** Begin **
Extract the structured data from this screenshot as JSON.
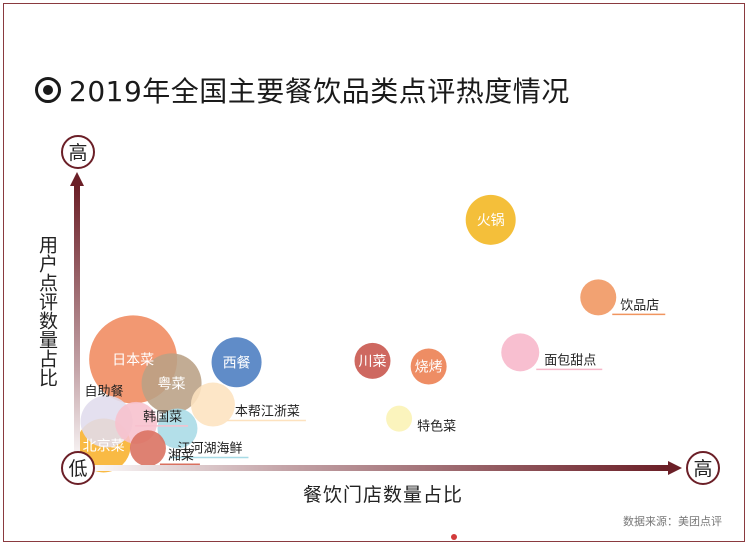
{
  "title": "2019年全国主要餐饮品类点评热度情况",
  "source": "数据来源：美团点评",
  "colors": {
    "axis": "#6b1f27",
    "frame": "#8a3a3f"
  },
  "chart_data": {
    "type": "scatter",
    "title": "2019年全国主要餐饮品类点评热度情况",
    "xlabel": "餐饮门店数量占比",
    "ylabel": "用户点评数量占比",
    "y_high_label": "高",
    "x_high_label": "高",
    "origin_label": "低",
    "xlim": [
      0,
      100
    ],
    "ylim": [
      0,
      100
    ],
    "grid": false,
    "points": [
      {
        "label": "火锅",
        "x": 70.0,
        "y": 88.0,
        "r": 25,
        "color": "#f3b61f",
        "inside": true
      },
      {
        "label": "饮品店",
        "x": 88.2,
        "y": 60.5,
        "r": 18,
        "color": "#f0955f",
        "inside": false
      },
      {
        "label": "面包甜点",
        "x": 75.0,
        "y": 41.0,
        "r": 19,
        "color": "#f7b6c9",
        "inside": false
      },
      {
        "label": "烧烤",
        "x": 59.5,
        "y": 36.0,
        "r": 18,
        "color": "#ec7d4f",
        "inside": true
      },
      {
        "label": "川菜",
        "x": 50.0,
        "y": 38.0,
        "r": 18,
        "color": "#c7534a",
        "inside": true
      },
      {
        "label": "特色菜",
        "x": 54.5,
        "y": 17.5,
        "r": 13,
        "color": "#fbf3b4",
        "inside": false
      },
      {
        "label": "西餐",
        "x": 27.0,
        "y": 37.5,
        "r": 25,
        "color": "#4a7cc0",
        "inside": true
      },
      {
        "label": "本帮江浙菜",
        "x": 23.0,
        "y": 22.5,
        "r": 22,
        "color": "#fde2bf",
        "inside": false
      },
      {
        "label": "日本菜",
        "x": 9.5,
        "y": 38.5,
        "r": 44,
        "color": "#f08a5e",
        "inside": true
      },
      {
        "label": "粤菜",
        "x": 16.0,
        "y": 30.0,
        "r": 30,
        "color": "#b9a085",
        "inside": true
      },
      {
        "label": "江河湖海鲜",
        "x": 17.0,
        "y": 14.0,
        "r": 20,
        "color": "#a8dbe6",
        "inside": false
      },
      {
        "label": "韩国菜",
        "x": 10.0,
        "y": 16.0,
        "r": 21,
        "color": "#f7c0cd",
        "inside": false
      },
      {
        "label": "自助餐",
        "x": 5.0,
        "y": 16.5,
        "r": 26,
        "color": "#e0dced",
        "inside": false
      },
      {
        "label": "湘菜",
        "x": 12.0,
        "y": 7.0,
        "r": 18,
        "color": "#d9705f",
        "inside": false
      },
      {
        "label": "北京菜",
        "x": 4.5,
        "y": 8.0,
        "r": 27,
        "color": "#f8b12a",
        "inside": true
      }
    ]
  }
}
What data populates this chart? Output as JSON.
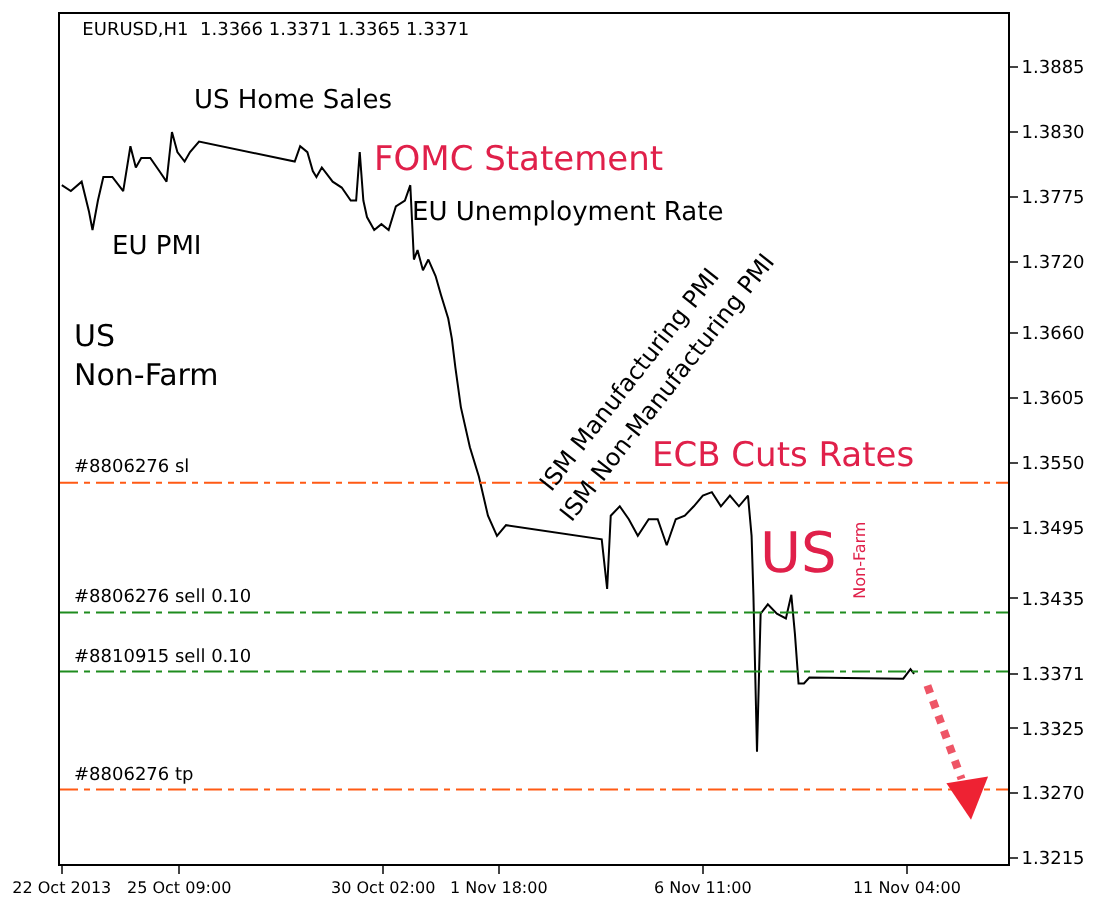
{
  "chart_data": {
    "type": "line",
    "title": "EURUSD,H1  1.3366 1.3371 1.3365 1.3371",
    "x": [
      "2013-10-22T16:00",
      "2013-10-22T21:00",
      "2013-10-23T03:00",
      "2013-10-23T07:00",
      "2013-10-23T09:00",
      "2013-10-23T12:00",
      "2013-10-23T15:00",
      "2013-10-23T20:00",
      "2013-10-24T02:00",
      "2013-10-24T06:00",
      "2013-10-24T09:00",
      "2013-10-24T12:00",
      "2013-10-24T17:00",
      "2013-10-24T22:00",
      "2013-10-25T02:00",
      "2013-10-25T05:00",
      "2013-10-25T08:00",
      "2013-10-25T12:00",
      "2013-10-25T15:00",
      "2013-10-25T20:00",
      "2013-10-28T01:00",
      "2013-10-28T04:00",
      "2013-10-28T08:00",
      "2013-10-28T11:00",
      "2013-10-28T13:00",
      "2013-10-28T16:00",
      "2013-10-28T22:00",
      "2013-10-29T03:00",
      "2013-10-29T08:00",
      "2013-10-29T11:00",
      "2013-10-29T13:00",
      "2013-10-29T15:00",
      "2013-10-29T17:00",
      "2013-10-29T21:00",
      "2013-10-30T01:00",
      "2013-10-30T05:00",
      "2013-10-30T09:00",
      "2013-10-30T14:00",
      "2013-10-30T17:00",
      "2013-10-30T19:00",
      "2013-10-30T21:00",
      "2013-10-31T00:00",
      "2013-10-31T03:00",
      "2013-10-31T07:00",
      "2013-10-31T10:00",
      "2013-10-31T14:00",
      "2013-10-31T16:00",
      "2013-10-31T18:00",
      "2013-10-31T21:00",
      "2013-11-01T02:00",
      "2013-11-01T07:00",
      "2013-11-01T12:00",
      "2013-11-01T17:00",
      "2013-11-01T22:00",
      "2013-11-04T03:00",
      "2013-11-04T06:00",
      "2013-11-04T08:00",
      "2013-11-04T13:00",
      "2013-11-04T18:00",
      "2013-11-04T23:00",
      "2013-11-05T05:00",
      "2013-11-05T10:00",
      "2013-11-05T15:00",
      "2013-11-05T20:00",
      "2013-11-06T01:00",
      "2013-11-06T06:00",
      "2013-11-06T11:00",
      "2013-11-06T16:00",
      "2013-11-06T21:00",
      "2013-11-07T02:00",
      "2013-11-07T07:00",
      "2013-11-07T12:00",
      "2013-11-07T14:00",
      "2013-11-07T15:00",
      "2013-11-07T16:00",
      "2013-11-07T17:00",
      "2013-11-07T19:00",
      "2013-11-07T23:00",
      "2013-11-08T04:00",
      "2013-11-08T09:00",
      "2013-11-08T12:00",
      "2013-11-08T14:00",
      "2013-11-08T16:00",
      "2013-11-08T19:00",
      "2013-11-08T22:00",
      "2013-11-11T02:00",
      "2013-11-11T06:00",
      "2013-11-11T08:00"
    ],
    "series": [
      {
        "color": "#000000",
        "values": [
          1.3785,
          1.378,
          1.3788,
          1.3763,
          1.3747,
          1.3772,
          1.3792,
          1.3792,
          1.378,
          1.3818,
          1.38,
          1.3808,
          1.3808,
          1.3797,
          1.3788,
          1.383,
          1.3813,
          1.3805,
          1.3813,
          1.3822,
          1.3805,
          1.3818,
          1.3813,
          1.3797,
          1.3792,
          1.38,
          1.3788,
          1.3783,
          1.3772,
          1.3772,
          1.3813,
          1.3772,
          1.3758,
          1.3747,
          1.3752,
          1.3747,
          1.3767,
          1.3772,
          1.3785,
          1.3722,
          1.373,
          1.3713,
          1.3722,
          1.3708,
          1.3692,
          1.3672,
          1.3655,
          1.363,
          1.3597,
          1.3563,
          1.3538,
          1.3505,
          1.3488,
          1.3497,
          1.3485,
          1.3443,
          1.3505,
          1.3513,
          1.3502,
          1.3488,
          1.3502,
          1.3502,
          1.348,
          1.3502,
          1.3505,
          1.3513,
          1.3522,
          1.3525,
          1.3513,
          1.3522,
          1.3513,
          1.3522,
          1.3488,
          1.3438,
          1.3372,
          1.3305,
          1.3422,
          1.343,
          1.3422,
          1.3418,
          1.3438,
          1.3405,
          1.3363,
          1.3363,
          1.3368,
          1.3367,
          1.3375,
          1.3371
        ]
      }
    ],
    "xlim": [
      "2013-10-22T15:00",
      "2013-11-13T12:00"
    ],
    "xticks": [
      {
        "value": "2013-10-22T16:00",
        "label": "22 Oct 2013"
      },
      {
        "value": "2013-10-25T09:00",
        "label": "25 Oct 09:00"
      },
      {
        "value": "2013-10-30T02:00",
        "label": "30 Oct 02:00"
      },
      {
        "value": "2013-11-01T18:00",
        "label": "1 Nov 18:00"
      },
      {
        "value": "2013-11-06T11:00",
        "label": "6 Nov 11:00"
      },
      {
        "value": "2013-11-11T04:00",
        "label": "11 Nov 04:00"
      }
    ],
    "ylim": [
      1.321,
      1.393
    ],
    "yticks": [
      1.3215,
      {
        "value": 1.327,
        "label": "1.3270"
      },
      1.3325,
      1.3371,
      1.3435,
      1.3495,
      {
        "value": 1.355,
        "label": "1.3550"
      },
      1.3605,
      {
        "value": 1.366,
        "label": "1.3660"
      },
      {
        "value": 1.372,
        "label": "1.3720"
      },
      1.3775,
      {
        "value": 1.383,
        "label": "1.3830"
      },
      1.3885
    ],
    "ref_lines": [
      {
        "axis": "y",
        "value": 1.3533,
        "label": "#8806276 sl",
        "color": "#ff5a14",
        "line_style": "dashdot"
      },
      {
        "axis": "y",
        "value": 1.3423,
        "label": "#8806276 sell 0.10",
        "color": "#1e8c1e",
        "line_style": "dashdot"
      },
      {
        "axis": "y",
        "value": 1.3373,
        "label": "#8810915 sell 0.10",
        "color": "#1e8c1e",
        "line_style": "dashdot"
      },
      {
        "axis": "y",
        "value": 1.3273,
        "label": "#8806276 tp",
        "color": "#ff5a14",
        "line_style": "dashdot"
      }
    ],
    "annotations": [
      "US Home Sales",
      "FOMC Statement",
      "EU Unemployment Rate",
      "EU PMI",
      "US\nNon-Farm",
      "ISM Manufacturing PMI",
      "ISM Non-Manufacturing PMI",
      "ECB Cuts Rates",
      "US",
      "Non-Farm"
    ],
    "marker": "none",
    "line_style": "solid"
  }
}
** End **
** Begin **
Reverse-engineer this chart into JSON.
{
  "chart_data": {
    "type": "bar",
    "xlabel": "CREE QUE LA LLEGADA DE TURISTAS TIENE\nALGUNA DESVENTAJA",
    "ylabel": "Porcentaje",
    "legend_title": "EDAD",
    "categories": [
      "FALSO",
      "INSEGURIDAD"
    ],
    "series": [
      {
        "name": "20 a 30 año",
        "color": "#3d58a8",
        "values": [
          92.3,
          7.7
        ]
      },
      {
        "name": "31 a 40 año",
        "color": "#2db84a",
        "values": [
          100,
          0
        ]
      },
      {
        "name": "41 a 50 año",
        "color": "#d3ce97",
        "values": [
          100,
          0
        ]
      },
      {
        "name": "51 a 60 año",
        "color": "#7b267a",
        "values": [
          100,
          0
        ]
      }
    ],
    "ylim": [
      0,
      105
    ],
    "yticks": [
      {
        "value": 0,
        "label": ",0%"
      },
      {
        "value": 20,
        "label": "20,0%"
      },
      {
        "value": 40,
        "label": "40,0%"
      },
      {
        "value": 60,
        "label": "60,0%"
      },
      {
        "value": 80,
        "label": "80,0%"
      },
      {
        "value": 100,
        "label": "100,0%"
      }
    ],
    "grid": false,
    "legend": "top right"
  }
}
** End **
** Begin **
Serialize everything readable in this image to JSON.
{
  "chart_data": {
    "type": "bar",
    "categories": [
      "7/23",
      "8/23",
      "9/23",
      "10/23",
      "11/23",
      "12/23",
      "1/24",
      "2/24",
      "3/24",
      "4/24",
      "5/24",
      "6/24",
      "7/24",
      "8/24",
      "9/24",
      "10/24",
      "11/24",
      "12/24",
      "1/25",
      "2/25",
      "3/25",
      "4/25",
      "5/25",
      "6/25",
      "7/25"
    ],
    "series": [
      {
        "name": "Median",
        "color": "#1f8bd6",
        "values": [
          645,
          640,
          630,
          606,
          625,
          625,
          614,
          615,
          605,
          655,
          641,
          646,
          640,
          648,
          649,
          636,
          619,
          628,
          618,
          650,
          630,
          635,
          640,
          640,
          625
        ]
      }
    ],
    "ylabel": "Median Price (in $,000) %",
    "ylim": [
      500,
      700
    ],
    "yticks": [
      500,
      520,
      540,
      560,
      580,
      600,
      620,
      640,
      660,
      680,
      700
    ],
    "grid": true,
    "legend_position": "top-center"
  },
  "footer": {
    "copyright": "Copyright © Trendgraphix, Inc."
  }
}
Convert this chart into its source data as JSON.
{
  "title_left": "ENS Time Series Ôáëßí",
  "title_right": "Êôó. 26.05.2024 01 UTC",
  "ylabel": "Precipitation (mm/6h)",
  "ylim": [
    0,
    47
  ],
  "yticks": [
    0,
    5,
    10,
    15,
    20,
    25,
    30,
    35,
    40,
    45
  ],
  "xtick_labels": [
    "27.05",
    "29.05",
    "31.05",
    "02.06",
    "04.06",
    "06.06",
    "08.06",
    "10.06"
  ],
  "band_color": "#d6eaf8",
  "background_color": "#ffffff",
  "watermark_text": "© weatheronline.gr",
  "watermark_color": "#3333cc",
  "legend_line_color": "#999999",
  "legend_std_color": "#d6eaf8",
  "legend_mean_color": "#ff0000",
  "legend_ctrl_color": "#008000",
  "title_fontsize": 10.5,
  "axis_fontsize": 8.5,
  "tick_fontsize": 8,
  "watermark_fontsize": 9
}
** End **
## INSTRUCTIONS FOR THE TASK:
Return each line of the data that contains the string "this".

## PROBLEM SOLUTION:
Extract the structured data from this screenshot as JSON.
What data populates this chart? Output as JSON.
Reverse-engineer this chart into JSON.
Serialize everything readable in this image to JSON.
Convert this chart into its source data as JSON.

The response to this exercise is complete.